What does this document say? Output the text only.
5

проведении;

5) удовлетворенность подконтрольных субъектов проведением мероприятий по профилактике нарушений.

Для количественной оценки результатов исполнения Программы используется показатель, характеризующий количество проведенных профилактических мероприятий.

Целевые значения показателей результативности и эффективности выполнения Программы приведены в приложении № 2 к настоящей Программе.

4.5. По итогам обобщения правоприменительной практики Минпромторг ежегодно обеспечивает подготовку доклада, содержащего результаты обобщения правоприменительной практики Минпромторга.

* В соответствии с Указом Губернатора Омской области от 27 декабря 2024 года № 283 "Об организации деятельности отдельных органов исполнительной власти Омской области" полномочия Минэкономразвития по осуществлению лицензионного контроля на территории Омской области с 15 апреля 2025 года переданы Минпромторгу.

Given problem →
Gather each line of the records holding the string "Программы".

Written solution →
Для количественной оценки результатов исполнения Программы используется показатель, характеризующий количество проведенных профилактических мероприятий.
Целевые значения показателей результативности и эффективности выполнения Программы приведены в приложении № 2 к настоящей Программе.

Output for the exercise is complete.